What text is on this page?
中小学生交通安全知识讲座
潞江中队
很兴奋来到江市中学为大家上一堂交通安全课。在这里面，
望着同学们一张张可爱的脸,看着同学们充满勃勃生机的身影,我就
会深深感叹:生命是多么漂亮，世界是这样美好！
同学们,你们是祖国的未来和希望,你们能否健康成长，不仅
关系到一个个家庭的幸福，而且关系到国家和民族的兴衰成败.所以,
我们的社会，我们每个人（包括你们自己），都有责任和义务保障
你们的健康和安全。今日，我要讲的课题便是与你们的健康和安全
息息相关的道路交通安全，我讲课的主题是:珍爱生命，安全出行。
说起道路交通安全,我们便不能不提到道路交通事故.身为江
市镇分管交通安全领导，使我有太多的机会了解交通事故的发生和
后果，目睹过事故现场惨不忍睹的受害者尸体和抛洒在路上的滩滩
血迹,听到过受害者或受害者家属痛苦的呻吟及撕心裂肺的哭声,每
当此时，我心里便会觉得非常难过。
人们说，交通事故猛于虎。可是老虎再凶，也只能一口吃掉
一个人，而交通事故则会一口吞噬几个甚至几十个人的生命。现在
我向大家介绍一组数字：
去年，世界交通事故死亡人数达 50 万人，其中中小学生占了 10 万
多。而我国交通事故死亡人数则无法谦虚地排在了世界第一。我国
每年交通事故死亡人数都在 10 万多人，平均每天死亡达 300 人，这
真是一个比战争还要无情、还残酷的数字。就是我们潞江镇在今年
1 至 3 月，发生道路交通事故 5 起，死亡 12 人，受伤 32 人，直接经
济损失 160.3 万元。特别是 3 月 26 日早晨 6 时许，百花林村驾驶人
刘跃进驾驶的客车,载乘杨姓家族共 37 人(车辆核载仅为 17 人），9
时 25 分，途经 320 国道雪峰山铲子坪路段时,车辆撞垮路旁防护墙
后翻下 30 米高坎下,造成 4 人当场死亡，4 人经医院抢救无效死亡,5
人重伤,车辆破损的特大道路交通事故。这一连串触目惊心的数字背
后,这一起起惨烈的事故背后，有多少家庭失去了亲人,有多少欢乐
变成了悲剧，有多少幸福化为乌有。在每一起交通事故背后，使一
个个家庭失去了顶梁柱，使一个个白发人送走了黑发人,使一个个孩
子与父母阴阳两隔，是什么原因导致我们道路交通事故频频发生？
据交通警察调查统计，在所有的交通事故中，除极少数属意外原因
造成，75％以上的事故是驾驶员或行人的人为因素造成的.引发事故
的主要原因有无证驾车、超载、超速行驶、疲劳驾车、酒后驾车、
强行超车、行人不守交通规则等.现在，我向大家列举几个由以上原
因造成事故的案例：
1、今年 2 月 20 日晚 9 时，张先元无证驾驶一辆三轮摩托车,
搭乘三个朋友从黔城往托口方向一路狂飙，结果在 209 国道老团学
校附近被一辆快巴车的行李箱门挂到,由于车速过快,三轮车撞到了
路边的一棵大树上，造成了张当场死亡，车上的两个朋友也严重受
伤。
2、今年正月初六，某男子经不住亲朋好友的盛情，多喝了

▬▬▬

Given instruction - Set down the entries above again, word for word.

Full response -
What text is on this page?
中小学生交通安全知识讲座
潞江中队
很兴奋来到江市中学为大家上一堂交通安全课。在这里面，
望着同学们一张张可爱的脸,看着同学们充满勃勃生机的身影,我就
会深深感叹:生命是多么漂亮，世界是这样美好！
同学们,你们是祖国的未来和希望,你们能否健康成长，不仅
关系到一个个家庭的幸福，而且关系到国家和民族的兴衰成败.所以,
我们的社会，我们每个人（包括你们自己），都有责任和义务保障
你们的健康和安全。今日，我要讲的课题便是与你们的健康和安全
息息相关的道路交通安全，我讲课的主题是:珍爱生命，安全出行。
说起道路交通安全,我们便不能不提到道路交通事故.身为江
市镇分管交通安全领导，使我有太多的机会了解交通事故的发生和
后果，目睹过事故现场惨不忍睹的受害者尸体和抛洒在路上的滩滩
血迹,听到过受害者或受害者家属痛苦的呻吟及撕心裂肺的哭声,每
当此时，我心里便会觉得非常难过。
人们说，交通事故猛于虎。可是老虎再凶，也只能一口吃掉
一个人，而交通事故则会一口吞噬几个甚至几十个人的生命。现在
我向大家介绍一组数字：
去年，世界交通事故死亡人数达 50 万人，其中中小学生占了 10 万
多。而我国交通事故死亡人数则无法谦虚地排在了世界第一。我国
每年交通事故死亡人数都在 10 万多人，平均每天死亡达 300 人，这
真是一个比战争还要无情、还残酷的数字。就是我们潞江镇在今年
1 至 3 月，发生道路交通事故 5 起，死亡 12 人，受伤 32 人，直接经
济损失 160.3 万元。特别是 3 月 26 日早晨 6 时许，百花林村驾驶人
刘跃进驾驶的客车,载乘杨姓家族共 37 人(车辆核载仅为 17 人），9
时 25 分，途经 320 国道雪峰山铲子坪路段时,车辆撞垮路旁防护墙
后翻下 30 米高坎下,造成 4 人当场死亡，4 人经医院抢救无效死亡,5
人重伤,车辆破损的特大道路交通事故。这一连串触目惊心的数字背
后,这一起起惨烈的事故背后，有多少家庭失去了亲人,有多少欢乐
变成了悲剧，有多少幸福化为乌有。在每一起交通事故背后，使一
个个家庭失去了顶梁柱，使一个个白发人送走了黑发人,使一个个孩
子与父母阴阳两隔，是什么原因导致我们道路交通事故频频发生？
据交通警察调查统计，在所有的交通事故中，除极少数属意外原因
造成，75％以上的事故是驾驶员或行人的人为因素造成的.引发事故
的主要原因有无证驾车、超载、超速行驶、疲劳驾车、酒后驾车、
强行超车、行人不守交通规则等.现在，我向大家列举几个由以上原
因造成事故的案例：
1、今年 2 月 20 日晚 9 时，张先元无证驾驶一辆三轮摩托车,
搭乘三个朋友从黔城往托口方向一路狂飙，结果在 209 国道老团学
校附近被一辆快巴车的行李箱门挂到,由于车速过快,三轮车撞到了
路边的一棵大树上，造成了张当场死亡，车上的两个朋友也严重受
伤。
2、今年正月初六，某男子经不住亲朋好友的盛情，多喝了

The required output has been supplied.